__TASK REQUIREMENTS__. Copy each line that has the string "nouvel" somewhere in it.

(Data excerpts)
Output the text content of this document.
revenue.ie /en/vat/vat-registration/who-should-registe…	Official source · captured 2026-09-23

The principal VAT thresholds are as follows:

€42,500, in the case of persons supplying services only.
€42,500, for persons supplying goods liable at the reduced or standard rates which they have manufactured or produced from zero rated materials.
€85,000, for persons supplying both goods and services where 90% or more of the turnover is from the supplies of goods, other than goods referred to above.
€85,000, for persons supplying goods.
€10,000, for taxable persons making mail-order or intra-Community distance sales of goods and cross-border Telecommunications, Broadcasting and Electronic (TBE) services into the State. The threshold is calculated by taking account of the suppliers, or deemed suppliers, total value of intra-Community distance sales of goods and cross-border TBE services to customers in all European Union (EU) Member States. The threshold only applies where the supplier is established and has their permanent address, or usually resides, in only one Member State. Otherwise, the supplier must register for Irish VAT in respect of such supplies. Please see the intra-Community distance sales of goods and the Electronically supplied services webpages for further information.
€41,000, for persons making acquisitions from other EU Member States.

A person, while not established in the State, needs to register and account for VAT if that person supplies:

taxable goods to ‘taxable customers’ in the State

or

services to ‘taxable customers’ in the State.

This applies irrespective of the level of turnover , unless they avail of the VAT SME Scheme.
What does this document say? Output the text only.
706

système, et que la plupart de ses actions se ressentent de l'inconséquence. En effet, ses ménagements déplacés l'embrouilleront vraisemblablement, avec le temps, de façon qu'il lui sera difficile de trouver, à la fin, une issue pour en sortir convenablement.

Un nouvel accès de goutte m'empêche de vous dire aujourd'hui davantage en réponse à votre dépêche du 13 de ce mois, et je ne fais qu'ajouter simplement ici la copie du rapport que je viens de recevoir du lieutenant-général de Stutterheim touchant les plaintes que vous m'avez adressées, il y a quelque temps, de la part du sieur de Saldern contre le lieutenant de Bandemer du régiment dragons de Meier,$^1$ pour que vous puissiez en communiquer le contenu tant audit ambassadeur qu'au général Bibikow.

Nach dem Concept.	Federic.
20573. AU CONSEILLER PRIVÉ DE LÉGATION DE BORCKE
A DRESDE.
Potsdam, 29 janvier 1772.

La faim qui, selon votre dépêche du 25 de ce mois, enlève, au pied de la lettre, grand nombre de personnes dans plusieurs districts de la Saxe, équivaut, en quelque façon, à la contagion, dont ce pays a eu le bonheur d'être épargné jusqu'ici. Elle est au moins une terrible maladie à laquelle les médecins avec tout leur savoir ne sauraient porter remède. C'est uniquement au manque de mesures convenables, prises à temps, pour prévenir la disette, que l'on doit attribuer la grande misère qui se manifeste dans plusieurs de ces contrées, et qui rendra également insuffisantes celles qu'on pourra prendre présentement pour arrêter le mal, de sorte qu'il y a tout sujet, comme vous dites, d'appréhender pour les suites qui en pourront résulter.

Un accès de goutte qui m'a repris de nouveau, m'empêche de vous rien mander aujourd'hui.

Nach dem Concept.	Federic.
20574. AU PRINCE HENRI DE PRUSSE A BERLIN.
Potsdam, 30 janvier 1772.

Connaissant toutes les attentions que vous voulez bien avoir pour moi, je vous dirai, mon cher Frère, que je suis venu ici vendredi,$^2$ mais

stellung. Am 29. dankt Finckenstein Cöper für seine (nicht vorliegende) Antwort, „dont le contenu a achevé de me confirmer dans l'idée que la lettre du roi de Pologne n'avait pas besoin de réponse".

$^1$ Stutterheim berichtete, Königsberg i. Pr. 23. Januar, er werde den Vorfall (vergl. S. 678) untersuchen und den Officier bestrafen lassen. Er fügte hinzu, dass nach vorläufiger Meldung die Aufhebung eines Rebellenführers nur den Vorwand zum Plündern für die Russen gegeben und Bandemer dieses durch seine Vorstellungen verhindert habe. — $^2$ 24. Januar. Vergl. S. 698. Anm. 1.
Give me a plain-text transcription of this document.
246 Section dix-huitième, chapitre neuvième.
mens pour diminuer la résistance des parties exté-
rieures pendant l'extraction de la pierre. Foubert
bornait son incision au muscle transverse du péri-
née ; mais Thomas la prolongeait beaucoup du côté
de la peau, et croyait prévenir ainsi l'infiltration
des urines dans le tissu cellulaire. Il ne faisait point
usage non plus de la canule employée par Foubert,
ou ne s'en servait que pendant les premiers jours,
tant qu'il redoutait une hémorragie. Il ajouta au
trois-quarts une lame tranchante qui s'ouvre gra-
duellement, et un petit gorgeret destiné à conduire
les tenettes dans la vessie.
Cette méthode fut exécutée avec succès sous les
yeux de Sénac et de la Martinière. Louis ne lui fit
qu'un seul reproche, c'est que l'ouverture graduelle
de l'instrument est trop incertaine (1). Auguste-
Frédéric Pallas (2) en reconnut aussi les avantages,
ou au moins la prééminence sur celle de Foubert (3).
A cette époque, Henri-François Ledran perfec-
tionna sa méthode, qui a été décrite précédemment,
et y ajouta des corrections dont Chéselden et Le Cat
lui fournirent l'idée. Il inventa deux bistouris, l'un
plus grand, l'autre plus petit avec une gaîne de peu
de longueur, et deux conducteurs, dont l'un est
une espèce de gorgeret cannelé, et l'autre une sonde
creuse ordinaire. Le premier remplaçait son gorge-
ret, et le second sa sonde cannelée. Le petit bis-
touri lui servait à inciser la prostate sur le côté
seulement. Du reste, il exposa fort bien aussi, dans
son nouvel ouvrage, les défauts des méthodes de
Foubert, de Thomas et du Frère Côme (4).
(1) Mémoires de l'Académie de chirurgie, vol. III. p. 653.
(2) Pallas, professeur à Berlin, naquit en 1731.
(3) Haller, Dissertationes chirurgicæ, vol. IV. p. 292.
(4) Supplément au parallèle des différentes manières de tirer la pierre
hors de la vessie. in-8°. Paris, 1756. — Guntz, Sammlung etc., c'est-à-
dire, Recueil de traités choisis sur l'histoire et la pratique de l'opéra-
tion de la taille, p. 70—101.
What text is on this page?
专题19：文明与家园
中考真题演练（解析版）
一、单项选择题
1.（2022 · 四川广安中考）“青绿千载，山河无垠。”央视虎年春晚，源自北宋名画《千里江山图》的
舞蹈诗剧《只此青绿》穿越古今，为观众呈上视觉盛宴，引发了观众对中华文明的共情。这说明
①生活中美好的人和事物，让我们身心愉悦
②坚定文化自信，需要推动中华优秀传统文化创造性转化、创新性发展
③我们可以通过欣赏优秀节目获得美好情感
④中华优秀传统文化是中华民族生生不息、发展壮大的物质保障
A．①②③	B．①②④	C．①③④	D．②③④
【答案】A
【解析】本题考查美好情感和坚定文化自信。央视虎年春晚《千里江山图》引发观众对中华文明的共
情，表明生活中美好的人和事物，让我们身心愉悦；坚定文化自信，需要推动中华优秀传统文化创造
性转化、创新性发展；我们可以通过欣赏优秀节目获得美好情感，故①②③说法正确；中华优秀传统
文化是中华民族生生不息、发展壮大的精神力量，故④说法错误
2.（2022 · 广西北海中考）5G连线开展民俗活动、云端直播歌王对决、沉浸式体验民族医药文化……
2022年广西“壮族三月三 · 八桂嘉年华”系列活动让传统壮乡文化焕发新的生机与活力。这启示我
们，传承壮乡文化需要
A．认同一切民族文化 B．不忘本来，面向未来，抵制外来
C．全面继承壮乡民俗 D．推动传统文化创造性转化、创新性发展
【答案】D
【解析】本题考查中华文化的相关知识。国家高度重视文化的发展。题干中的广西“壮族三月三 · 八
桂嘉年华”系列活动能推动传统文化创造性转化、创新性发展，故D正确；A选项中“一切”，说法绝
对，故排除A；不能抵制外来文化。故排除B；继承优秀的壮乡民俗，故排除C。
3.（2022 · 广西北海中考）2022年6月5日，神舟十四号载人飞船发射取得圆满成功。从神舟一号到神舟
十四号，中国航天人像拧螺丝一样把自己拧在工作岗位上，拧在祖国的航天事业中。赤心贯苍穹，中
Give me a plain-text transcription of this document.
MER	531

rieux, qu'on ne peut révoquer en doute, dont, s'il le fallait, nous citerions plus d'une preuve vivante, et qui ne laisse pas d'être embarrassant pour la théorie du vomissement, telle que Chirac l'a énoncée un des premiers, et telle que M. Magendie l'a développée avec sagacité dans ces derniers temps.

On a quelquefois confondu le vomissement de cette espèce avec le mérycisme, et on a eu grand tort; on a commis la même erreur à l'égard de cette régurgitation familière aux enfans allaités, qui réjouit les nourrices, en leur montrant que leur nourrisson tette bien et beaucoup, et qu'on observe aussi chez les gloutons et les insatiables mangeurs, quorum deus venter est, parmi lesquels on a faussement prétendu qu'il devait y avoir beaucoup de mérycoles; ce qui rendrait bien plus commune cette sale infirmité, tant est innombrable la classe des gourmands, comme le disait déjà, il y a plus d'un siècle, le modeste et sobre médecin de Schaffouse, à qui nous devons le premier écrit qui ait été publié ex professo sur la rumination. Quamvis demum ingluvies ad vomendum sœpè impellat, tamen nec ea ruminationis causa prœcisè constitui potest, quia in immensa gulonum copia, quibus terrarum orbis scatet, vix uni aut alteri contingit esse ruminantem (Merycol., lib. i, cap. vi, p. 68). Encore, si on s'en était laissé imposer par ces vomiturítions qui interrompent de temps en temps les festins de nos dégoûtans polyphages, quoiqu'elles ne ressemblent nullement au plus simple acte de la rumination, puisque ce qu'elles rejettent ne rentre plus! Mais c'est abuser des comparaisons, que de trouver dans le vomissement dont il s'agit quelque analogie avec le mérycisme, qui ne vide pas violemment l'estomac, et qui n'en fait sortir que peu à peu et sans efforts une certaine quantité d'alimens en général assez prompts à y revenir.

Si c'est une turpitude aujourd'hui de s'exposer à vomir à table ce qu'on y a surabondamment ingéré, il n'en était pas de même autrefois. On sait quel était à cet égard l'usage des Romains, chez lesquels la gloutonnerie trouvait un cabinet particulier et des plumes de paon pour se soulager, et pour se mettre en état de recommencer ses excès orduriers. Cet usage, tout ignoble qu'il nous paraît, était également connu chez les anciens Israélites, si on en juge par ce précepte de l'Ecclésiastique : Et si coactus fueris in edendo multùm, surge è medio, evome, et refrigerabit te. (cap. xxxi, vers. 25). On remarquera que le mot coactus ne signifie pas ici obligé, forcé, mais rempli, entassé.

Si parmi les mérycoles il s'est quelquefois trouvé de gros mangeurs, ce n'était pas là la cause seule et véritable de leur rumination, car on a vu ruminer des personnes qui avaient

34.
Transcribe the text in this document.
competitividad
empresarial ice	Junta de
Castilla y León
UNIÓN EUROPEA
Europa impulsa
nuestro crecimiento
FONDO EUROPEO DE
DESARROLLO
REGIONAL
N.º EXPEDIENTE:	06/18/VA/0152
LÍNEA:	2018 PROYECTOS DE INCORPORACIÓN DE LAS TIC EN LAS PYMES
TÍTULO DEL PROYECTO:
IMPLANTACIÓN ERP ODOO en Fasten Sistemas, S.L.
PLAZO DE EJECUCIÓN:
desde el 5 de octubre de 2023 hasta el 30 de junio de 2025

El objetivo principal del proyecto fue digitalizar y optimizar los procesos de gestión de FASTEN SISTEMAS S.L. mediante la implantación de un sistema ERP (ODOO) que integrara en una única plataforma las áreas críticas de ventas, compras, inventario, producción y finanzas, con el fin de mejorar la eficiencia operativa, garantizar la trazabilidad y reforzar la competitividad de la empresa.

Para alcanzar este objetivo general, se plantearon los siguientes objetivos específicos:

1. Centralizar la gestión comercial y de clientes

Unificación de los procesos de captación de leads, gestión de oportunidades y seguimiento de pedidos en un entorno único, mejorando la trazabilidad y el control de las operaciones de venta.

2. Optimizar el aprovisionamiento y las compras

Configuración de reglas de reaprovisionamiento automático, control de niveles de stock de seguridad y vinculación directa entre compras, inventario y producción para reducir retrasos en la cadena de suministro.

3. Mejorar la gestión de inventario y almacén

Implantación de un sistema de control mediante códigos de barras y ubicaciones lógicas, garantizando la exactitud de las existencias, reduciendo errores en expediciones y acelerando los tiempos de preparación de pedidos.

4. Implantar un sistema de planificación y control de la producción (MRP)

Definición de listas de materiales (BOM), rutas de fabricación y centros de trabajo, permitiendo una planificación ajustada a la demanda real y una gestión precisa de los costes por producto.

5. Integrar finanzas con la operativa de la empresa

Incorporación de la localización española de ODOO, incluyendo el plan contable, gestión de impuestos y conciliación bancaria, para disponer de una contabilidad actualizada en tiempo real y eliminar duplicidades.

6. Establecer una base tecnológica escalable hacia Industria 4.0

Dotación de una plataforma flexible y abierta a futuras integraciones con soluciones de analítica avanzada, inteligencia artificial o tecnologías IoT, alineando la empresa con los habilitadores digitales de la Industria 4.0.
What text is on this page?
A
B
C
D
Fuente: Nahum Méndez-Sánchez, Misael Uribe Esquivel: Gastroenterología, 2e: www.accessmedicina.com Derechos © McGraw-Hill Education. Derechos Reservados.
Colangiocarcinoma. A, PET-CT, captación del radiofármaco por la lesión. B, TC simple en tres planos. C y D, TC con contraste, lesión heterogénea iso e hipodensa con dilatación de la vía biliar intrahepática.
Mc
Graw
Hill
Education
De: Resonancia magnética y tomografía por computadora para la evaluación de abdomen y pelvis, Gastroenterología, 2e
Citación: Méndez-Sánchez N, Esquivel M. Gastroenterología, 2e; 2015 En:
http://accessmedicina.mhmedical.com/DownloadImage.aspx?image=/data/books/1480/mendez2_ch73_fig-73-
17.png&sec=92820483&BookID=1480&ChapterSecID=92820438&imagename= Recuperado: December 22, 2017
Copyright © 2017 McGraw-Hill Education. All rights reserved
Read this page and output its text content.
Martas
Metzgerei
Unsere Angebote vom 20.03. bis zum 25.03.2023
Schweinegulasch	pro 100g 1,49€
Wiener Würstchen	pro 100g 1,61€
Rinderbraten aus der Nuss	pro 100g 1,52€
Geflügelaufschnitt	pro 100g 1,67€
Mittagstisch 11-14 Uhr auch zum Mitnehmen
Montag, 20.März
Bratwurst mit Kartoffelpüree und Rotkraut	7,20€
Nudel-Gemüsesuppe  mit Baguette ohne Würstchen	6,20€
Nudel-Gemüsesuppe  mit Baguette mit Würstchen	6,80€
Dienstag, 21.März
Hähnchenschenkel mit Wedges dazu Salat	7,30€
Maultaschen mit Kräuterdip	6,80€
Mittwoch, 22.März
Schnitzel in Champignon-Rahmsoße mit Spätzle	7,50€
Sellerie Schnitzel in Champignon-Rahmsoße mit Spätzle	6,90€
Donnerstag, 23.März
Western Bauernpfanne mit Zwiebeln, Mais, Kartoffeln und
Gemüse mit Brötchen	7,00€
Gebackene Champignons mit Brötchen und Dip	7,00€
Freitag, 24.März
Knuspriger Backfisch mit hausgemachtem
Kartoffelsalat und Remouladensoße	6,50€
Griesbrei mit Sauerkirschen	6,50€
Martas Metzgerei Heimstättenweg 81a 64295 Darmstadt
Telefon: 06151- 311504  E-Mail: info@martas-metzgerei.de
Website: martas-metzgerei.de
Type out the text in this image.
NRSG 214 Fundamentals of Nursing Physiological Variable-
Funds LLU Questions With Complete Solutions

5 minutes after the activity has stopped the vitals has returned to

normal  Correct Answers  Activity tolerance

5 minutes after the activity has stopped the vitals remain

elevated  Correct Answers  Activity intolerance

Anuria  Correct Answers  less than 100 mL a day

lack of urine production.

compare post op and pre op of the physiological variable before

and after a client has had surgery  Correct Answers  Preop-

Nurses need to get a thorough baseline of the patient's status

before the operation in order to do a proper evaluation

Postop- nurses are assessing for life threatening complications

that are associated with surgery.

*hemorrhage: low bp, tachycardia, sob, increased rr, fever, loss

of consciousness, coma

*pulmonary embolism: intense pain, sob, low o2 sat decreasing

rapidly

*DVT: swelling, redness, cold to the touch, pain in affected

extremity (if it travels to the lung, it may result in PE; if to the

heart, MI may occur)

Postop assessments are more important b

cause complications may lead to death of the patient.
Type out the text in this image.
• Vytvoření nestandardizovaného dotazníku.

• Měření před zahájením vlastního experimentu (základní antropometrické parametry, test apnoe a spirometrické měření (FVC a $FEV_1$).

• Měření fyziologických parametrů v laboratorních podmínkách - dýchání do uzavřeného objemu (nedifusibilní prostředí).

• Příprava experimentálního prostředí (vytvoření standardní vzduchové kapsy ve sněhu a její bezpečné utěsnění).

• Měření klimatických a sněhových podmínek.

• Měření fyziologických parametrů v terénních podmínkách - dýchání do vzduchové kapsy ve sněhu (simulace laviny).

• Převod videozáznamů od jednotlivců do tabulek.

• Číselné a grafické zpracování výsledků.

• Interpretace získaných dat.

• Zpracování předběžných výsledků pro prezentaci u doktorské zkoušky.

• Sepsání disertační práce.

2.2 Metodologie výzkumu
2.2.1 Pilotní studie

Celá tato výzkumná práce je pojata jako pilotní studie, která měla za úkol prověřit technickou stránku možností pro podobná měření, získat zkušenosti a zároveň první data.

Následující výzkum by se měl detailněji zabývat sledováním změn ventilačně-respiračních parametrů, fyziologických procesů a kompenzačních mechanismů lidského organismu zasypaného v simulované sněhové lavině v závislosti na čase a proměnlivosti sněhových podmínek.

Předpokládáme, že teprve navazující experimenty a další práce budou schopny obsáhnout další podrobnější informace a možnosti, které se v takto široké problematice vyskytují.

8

__RESULT OF THIS EXERCISE__.
Un nouvel accès de goutte m'empêche de vous dire aujourd'hui davantage en réponse à votre dépêche du 13 de ce mois, et je ne fais qu'ajouter simplement ici la copie du rapport que je viens de recevoir du lieutenant-général de Stutterheim touchant les plaintes que vous m'avez adressées, il y a quelque temps, de la part du sieur de Saldern contre le lieutenant de Bandemer du régiment dragons de Meier,$^1$ pour que vous puissiez en communiquer le contenu tant audit ambassadeur qu'au général Bibikow.
son nouvel ouvrage, les défauts des méthodes de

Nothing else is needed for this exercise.